> Requirement: Could you print every entry below exactly as given?

> Records for processing:
*** Block opens ***

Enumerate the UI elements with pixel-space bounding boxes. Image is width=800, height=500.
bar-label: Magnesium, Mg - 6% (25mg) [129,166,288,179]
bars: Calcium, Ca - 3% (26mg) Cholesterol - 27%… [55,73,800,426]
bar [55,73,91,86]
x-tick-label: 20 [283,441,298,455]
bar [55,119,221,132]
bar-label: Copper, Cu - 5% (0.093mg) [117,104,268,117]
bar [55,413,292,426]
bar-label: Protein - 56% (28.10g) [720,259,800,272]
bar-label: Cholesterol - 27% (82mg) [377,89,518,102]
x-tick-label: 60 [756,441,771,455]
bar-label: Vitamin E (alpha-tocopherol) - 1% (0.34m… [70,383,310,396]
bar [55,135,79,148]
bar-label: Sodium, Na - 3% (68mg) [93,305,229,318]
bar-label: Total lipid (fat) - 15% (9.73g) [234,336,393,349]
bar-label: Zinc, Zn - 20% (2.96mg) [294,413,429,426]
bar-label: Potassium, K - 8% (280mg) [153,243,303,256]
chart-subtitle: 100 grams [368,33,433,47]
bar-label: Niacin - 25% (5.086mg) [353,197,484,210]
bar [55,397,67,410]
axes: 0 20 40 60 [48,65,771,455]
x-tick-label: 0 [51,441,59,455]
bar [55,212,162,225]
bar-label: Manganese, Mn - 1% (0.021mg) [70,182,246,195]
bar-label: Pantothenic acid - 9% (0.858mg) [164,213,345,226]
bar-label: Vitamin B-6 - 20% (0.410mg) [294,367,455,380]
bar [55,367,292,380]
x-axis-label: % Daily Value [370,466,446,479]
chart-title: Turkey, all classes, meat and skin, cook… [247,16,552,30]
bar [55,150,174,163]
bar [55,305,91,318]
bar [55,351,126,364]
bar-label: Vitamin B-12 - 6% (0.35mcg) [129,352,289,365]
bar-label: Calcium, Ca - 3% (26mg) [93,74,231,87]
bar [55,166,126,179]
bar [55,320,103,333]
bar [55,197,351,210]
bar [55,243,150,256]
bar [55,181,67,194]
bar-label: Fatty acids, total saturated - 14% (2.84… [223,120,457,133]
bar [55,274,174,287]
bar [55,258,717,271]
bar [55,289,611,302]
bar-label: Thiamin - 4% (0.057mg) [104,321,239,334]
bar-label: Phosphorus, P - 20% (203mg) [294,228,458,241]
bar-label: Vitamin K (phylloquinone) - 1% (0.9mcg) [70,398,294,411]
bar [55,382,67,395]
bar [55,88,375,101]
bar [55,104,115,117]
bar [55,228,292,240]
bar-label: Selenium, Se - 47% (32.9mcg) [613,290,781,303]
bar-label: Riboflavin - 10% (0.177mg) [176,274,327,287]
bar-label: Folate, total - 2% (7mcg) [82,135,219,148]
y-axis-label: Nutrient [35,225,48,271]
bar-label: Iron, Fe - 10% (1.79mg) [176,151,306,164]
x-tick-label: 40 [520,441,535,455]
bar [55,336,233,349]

*** Block closes ***

> Written response:
Enumerate the UI elements with pixel-space bounding boxes. Image is width=800, height=500.
bar-label: Magnesium, Mg - 6% (25mg) [129,166,288,179]
bars: Calcium, Ca - 3% (26mg) Cholesterol - 27%… [55,73,800,426]
bar [55,73,91,86]
x-tick-label: 20 [283,441,298,455]
bar [55,119,221,132]
bar-label: Copper, Cu - 5% (0.093mg) [117,104,268,117]
bar [55,413,292,426]
bar-label: Protein - 56% (28.10g) [720,259,800,272]
bar-label: Cholesterol - 27% (82mg) [377,89,518,102]
x-tick-label: 60 [756,441,771,455]
bar-label: Vitamin E (alpha-tocopherol) - 1% (0.34m… [70,383,310,396]
bar [55,135,79,148]
bar-label: Sodium, Na - 3% (68mg) [93,305,229,318]
bar-label: Total lipid (fat) - 15% (9.73g) [234,336,393,349]
bar-label: Zinc, Zn - 20% (2.96mg) [294,413,429,426]
bar-label: Potassium, K - 8% (280mg) [153,243,303,256]
chart-subtitle: 100 grams [368,33,433,47]
bar-label: Niacin - 25% (5.086mg) [353,197,484,210]
bar [55,397,67,410]
axes: 0 20 40 60 [48,65,771,455]
x-tick-label: 0 [51,441,59,455]
bar [55,212,162,225]
bar-label: Manganese, Mn - 1% (0.021mg) [70,182,246,195]
bar-label: Pantothenic acid - 9% (0.858mg) [164,213,345,226]
bar-label: Vitamin B-6 - 20% (0.410mg) [294,367,455,380]
bar [55,367,292,380]
x-axis-label: % Daily Value [370,466,446,479]
chart-title: Turkey, all classes, meat and skin, cook… [247,16,552,30]
bar [55,150,174,163]
bar [55,305,91,318]
bar [55,351,126,364]
bar-label: Vitamin B-12 - 6% (0.35mcg) [129,352,289,365]
bar-label: Calcium, Ca - 3% (26mg) [93,74,231,87]
bar [55,166,126,179]
bar [55,320,103,333]
bar [55,197,351,210]
bar [55,243,150,256]
bar [55,181,67,194]
bar-label: Fatty acids, total saturated - 14% (2.84… [223,120,457,133]
bar [55,274,174,287]
bar [55,258,717,271]
bar [55,289,611,302]
bar-label: Thiamin - 4% (0.057mg) [104,321,239,334]
bar-label: Phosphorus, P - 20% (203mg) [294,228,458,241]
bar-label: Vitamin K (phylloquinone) - 1% (0.9mcg) [70,398,294,411]
bar [55,382,67,395]
bar [55,88,375,101]
bar [55,104,115,117]
bar [55,228,292,240]
bar-label: Selenium, Se - 47% (32.9mcg) [613,290,781,303]
bar-label: Riboflavin - 10% (0.177mg) [176,274,327,287]
bar-label: Folate, total - 2% (7mcg) [82,135,219,148]
y-axis-label: Nutrient [35,225,48,271]
bar-label: Iron, Fe - 10% (1.79mg) [176,151,306,164]
x-tick-label: 40 [520,441,535,455]
bar [55,336,233,349]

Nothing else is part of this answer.